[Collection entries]
-------------------------
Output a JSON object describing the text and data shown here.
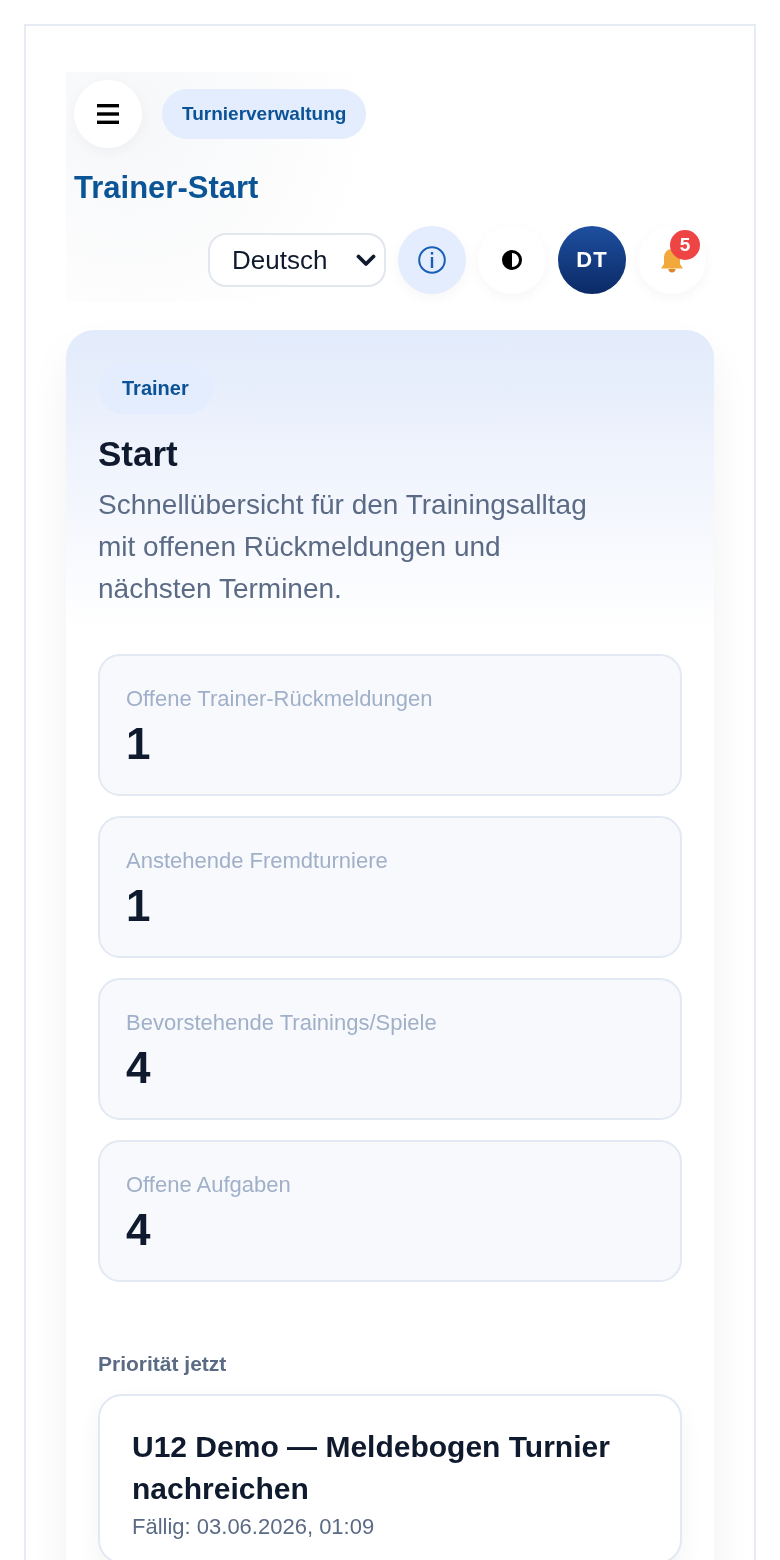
{
  "header": {
    "app_badge": "Turnierverwaltung",
    "title": "Trainer-Start",
    "language": {
      "value": "Deutsch"
    },
    "avatar": {
      "initials": "DT"
    },
    "notifications": {
      "count": "5"
    }
  },
  "hero": {
    "tag": "Trainer",
    "title": "Start",
    "description": "Schnellübersicht für den Trainingsalltag mit offenen Rückmeldungen und nächsten Terminen."
  },
  "stats": [
    {
      "label": "Offene Trainer-Rückmeldungen",
      "value": "1"
    },
    {
      "label": "Anstehende Fremdturniere",
      "value": "1"
    },
    {
      "label": "Bevorstehende Trainings/Spiele",
      "value": "4"
    },
    {
      "label": "Offene Aufgaben",
      "value": "4"
    }
  ],
  "priority": {
    "heading": "Priorität jetzt",
    "items": [
      {
        "title": "U12 Demo — Meldebogen Turnier nachreichen",
        "due": "Fällig: 03.06.2026, 01:09"
      }
    ]
  }
}
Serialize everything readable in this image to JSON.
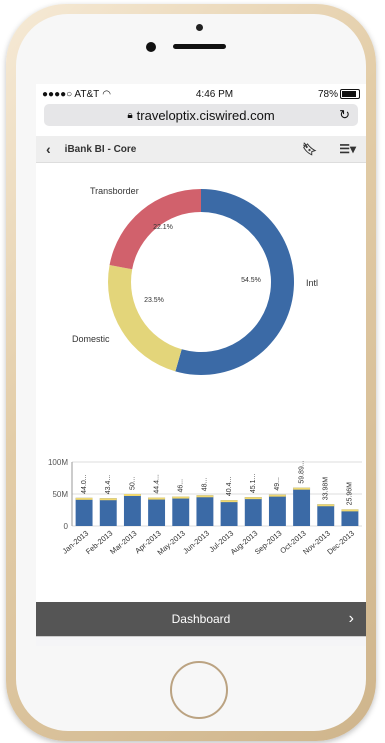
{
  "status": {
    "carrier": "●●●●○ AT&T",
    "time": "4:46 PM",
    "battery": "78%"
  },
  "browser": {
    "url": "traveloptix.ciswired.com",
    "lock_icon": "lock-icon",
    "reload_icon": "reload-icon"
  },
  "app": {
    "title": "iBank BI - Core",
    "back_icon": "chevron-left-icon",
    "bookmark_icon": "bookmark-icon",
    "menu_icon": "list-menu-icon"
  },
  "donut": {
    "type": "pie",
    "slices": [
      {
        "label": "Intl",
        "value": 54.5,
        "pct_label": "54.5%",
        "color": "#3b6aa6"
      },
      {
        "label": "Domestic",
        "value": 23.5,
        "pct_label": "23.5%",
        "color": "#e3d57a"
      },
      {
        "label": "Transborder",
        "value": 22.1,
        "pct_label": "22.1%",
        "color": "#d1616c"
      }
    ]
  },
  "chart_data": {
    "type": "bar",
    "categories": [
      "Jan-2013",
      "Feb-2013",
      "Mar-2013",
      "Apr-2013",
      "May-2013",
      "Jun-2013",
      "Jul-2013",
      "Aug-2013",
      "Sep-2013",
      "Oct-2013",
      "Nov-2013",
      "Dec-2013"
    ],
    "values": [
      44,
      43.4,
      50,
      44.4,
      46,
      48,
      40.4,
      45.1,
      49,
      59.89,
      33.98,
      25.96
    ],
    "labels": [
      "44.0...",
      "43.4...",
      "50...",
      "44.4...",
      "46...",
      "48...",
      "40.4...",
      "45.1...",
      "49...",
      "59.89...",
      "33.98M",
      "25.96M"
    ],
    "yticks": [
      "100M",
      "50M",
      "0"
    ],
    "ylim": [
      0,
      100
    ],
    "bar_color": "#3b6aa6"
  },
  "dashboard": {
    "label": "Dashboard"
  },
  "toolbar": {
    "back": "‹",
    "forward": "›",
    "share": "⇪",
    "bookmarks": "📖",
    "tabs": "❐"
  }
}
-------------------------
**PROBLEM TO SOLVE**: Above are entries; state the number of lines among them that contain "title", and nothing else.

**EXERCISE RESULT**: 4